» **TASK TO CARRY OUT**
Records follow. Copy every line with "screenshot".
————
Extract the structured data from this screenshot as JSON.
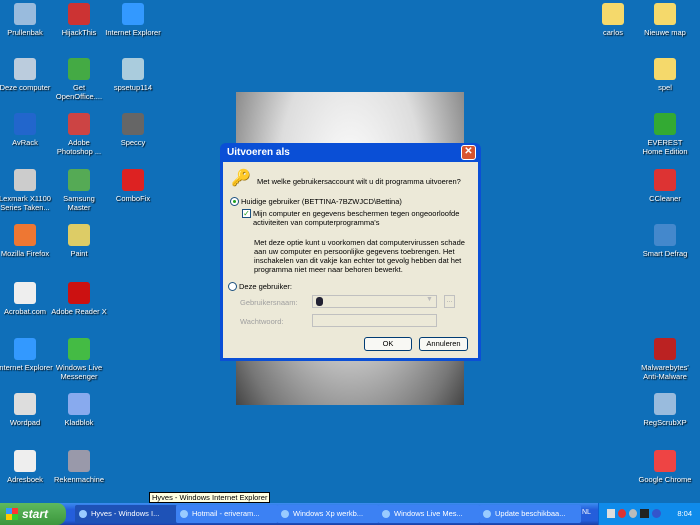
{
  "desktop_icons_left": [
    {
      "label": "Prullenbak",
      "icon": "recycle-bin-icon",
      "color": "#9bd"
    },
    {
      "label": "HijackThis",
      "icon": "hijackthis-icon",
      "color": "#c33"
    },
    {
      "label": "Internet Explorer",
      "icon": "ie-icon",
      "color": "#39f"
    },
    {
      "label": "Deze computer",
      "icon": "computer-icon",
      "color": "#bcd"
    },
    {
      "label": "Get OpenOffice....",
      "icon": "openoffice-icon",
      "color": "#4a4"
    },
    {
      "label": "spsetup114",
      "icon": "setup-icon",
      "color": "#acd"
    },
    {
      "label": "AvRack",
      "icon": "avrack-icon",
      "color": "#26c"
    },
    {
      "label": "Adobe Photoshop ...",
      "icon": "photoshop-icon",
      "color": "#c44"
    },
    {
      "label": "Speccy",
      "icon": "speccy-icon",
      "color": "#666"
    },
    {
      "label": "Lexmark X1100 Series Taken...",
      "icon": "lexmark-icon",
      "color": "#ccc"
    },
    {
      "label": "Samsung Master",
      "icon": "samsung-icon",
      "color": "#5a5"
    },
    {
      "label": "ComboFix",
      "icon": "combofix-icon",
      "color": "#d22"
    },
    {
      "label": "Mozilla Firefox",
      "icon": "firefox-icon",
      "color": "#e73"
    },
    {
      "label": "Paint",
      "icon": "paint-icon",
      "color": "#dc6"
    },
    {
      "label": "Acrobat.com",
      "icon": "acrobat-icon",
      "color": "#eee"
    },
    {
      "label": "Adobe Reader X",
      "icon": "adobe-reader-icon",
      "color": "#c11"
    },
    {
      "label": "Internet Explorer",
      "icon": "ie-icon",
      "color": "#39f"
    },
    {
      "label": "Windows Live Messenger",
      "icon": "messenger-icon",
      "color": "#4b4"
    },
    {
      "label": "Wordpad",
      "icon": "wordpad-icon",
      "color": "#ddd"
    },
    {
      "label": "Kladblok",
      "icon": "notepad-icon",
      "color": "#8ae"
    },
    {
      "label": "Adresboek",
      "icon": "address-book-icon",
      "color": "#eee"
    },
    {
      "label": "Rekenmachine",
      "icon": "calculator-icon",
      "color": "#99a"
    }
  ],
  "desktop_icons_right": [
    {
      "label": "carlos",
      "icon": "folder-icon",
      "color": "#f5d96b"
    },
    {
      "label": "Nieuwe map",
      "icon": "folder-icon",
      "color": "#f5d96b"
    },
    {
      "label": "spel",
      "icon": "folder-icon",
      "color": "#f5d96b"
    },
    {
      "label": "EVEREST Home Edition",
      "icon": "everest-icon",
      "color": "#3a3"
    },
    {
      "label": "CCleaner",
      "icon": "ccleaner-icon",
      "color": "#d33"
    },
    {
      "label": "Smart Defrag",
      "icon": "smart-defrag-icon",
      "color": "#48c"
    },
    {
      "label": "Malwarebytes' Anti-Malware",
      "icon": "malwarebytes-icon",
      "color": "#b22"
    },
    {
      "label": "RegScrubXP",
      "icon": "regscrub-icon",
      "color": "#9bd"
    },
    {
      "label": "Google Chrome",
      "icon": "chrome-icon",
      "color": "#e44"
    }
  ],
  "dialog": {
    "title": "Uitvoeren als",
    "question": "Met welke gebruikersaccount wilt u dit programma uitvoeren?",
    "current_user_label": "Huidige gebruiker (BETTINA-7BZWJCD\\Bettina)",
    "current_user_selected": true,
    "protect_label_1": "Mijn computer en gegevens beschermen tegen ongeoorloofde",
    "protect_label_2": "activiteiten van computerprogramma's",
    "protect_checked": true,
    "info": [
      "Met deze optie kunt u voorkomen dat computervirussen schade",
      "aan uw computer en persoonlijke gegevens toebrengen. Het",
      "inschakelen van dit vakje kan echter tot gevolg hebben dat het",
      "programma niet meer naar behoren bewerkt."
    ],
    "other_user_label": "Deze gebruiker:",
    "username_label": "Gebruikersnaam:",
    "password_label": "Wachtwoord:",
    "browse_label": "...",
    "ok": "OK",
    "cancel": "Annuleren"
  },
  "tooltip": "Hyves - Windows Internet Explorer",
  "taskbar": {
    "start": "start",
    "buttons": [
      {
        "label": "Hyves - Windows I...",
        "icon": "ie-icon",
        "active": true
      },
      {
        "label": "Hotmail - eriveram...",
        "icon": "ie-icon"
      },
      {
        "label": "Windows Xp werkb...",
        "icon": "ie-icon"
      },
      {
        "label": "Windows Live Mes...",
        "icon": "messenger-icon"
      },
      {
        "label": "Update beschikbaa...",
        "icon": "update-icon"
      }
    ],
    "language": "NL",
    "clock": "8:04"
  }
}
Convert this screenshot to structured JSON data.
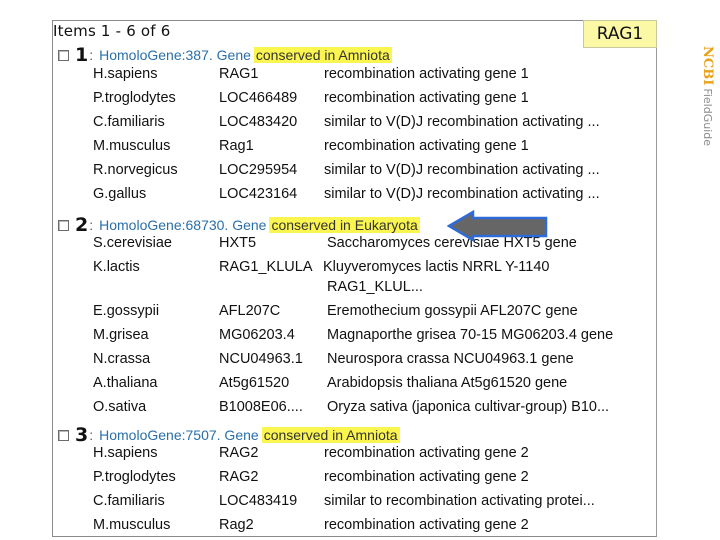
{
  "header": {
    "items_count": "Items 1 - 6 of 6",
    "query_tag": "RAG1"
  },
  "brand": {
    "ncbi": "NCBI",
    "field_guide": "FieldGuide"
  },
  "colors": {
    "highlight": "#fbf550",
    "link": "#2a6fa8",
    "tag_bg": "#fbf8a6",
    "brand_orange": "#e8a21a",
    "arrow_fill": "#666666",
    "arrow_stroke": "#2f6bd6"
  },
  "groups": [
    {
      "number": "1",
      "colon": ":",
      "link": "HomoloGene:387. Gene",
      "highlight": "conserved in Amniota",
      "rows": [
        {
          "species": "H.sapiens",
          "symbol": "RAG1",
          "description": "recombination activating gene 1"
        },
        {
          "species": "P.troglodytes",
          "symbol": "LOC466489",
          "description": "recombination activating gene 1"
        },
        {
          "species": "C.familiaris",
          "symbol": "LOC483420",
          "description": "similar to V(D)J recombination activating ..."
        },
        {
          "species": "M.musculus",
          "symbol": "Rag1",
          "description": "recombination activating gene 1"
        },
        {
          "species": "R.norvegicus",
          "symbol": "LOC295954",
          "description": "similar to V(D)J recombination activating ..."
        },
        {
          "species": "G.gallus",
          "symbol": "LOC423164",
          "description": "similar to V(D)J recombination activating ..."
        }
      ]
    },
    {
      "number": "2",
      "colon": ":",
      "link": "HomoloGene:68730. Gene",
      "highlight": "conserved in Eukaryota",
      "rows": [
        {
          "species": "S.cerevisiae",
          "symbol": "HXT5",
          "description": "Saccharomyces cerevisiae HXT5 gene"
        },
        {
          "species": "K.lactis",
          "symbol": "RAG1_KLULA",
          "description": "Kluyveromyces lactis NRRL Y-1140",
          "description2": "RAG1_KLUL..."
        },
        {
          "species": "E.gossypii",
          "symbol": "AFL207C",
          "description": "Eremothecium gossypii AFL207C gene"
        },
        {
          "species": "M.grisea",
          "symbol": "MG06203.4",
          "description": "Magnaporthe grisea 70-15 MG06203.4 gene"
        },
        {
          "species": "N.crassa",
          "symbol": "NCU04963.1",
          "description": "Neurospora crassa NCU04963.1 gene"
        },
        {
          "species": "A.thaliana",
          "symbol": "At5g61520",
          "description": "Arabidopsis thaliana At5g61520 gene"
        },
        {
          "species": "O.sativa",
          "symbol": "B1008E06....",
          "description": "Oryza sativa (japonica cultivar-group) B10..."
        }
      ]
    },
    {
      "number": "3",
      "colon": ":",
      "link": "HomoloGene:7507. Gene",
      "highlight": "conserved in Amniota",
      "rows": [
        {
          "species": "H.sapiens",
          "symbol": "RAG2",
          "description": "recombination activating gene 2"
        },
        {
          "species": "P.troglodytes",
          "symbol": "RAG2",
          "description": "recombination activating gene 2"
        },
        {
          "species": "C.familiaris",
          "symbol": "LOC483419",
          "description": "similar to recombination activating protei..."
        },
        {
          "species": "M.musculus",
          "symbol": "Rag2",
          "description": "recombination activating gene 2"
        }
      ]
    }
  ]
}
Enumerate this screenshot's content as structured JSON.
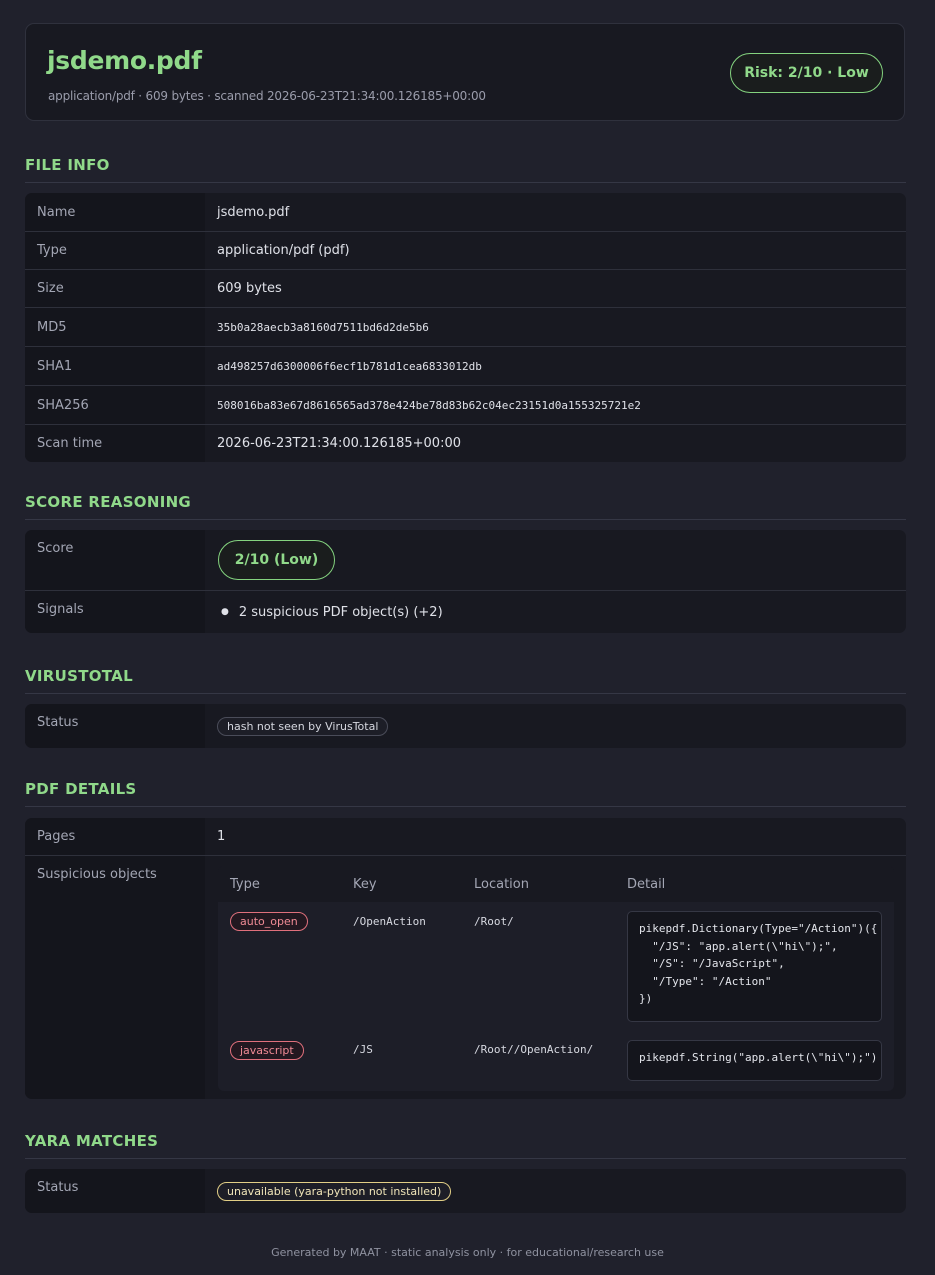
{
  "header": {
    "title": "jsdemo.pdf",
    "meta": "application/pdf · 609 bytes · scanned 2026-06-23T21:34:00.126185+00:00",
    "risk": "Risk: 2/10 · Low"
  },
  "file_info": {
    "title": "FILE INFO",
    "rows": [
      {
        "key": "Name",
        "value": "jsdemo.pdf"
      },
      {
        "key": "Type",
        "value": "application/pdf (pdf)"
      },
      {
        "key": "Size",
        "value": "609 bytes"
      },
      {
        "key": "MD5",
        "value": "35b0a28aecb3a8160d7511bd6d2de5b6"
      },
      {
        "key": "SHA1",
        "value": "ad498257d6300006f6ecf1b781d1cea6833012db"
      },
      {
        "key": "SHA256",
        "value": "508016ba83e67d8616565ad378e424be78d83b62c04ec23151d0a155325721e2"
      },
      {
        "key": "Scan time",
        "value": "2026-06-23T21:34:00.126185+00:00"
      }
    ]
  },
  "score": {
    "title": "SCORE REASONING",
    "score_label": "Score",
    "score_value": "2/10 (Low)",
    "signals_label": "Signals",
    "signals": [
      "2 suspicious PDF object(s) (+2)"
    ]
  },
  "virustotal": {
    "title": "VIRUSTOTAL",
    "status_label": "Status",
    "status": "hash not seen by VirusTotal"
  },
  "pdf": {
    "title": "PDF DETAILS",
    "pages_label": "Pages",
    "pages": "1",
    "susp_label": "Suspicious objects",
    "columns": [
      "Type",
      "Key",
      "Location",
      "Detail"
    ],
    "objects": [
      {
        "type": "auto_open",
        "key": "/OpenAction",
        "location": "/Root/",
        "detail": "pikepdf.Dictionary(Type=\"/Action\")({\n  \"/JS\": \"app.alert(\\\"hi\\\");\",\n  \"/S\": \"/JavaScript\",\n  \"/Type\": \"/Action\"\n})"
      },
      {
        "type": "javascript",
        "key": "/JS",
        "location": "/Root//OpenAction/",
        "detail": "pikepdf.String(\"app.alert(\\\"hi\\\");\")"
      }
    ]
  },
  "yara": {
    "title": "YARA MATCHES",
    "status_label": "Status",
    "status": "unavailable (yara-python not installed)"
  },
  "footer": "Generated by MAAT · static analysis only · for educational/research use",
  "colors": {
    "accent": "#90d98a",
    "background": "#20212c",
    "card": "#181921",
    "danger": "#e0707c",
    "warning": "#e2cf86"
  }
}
————
» **EXERCISE SOLUTION**
Extract the structured data from this screenshot as JSON.
Convert this screenshot to structured JSON data.
Enumerate this screenshot's content as structured JSON.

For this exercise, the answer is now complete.